» Task to carry out
Check each line of the entries below for the string "value" and state how many lines have it, with no other text.

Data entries
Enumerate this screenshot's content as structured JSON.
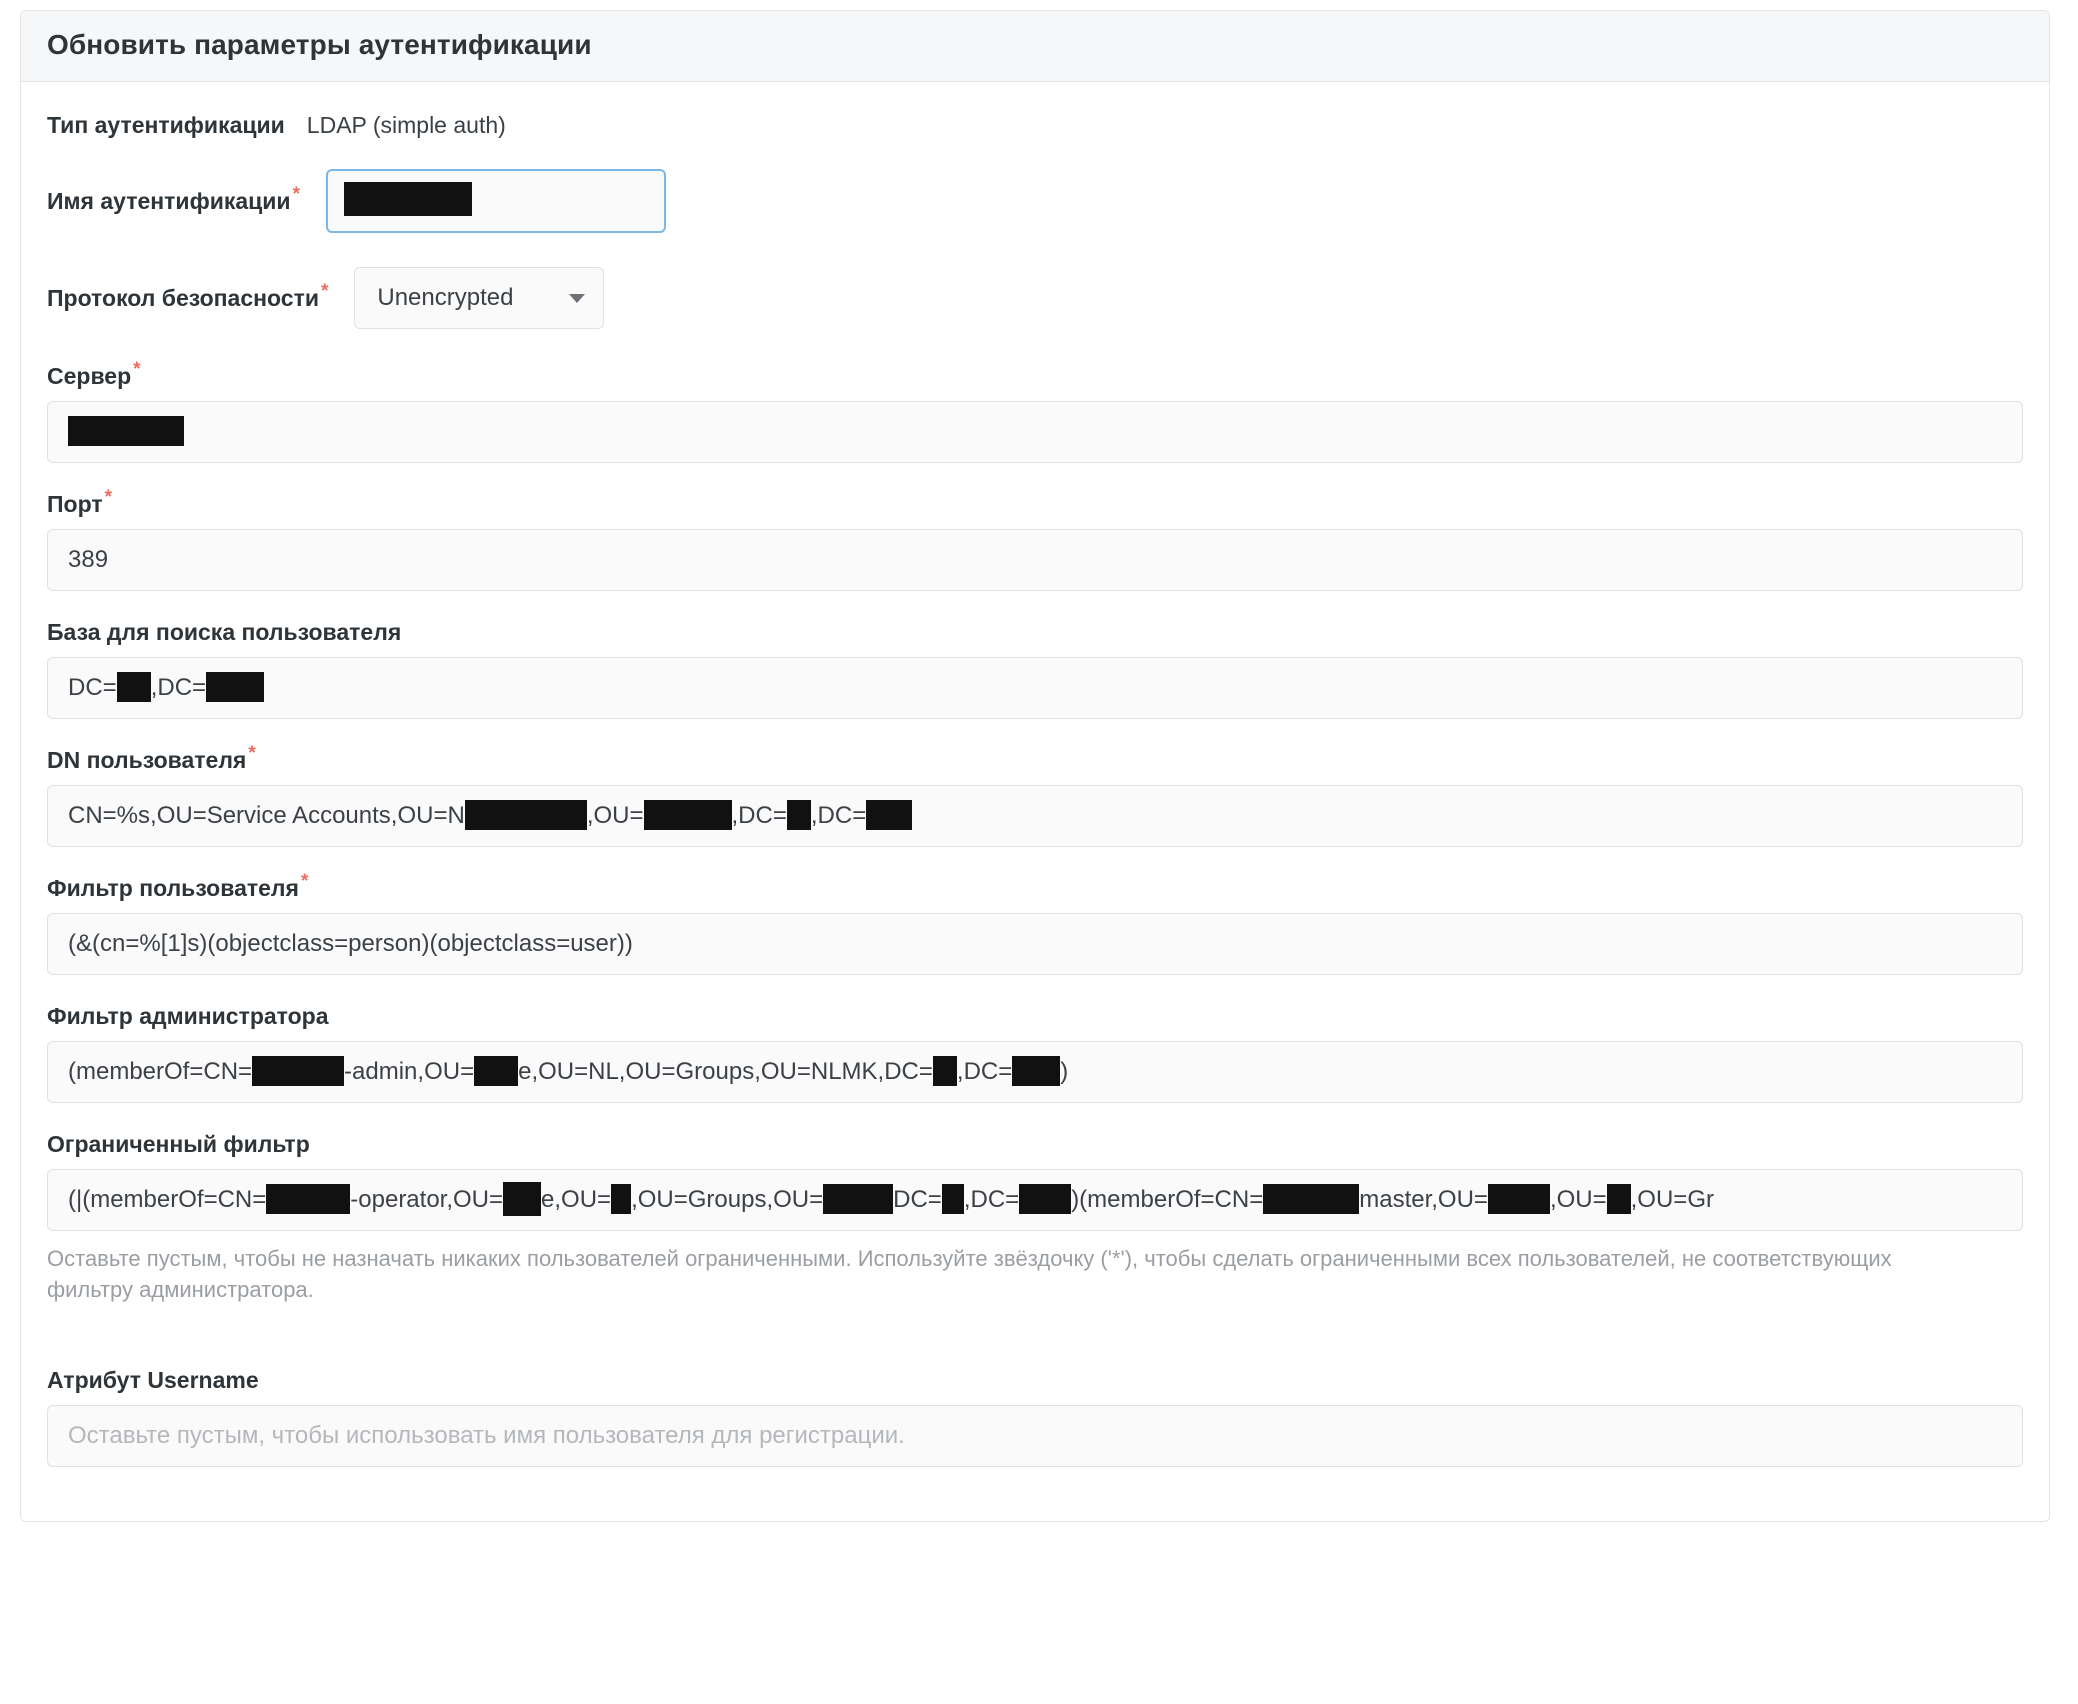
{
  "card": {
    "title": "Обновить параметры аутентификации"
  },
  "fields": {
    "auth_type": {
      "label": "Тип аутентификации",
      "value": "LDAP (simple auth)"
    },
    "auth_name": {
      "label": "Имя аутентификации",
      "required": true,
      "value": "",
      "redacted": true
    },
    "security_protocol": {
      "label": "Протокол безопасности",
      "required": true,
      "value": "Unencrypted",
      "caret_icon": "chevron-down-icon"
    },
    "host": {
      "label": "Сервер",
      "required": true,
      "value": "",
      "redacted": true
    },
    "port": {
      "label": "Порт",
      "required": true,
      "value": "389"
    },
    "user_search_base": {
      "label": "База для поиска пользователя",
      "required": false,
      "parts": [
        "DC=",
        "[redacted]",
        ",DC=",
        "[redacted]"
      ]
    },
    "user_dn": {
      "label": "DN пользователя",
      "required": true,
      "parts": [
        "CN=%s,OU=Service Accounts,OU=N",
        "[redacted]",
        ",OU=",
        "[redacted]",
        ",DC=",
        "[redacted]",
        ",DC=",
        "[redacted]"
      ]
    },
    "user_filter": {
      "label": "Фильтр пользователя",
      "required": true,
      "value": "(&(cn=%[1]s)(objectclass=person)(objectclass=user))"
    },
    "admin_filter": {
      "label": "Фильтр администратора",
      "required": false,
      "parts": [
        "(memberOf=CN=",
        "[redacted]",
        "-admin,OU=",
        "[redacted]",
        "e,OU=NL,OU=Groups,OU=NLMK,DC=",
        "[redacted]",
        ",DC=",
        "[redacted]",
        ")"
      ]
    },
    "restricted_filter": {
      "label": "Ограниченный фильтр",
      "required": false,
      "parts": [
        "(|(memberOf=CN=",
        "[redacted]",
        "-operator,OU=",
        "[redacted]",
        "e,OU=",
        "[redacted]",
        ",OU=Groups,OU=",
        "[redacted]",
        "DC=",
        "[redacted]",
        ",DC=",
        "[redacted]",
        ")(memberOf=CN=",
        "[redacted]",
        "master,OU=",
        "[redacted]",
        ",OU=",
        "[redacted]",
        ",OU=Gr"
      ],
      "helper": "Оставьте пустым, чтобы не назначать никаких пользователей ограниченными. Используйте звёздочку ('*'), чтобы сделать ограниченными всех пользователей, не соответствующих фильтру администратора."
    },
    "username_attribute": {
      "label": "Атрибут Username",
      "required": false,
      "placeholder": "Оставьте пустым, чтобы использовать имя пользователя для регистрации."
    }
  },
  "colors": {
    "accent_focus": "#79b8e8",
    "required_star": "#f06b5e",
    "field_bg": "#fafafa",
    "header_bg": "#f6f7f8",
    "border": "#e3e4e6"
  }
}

» Solution for this task
6